#### [WHAT IS NEEDED]
Copy out all of the material, matching it word for word.

━━━━━ PROVIDED RECORDS

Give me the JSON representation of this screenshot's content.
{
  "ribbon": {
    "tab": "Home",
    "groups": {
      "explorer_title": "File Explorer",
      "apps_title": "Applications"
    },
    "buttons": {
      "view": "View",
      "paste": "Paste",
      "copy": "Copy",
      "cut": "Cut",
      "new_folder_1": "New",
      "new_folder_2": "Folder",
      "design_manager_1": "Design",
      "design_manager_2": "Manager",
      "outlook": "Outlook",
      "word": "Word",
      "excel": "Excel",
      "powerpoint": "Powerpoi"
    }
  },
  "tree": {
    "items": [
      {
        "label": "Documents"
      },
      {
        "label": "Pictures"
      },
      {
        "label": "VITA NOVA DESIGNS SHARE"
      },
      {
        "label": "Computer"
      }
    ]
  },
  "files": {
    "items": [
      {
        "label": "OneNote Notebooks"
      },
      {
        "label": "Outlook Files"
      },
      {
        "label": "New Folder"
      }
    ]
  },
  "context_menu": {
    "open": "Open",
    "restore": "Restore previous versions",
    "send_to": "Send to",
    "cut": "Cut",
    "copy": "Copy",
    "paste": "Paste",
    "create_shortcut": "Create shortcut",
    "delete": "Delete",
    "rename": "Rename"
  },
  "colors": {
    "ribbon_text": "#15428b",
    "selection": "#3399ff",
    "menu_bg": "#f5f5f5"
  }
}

━━━━━━━━━━

#### [SOLVED EXERCISE]
Give me the JSON representation of this screenshot's content.
{
  "ribbon": {
    "tab": "Home",
    "groups": {
      "explorer_title": "File Explorer",
      "apps_title": "Applications"
    },
    "buttons": {
      "view": "View",
      "paste": "Paste",
      "copy": "Copy",
      "cut": "Cut",
      "new_folder_1": "New",
      "new_folder_2": "Folder",
      "design_manager_1": "Design",
      "design_manager_2": "Manager",
      "outlook": "Outlook",
      "word": "Word",
      "excel": "Excel",
      "powerpoint": "Powerpoi"
    }
  },
  "tree": {
    "items": [
      {
        "label": "Documents"
      },
      {
        "label": "Pictures"
      },
      {
        "label": "VITA NOVA DESIGNS SHARE"
      },
      {
        "label": "Computer"
      }
    ]
  },
  "files": {
    "items": [
      {
        "label": "OneNote Notebooks"
      },
      {
        "label": "Outlook Files"
      },
      {
        "label": "New Folder"
      }
    ]
  },
  "context_menu": {
    "open": "Open",
    "restore": "Restore previous versions",
    "send_to": "Send to",
    "cut": "Cut",
    "copy": "Copy",
    "paste": "Paste",
    "create_shortcut": "Create shortcut",
    "delete": "Delete",
    "rename": "Rename"
  },
  "colors": {
    "ribbon_text": "#15428b",
    "selection": "#3399ff",
    "menu_bg": "#f5f5f5"
  }
}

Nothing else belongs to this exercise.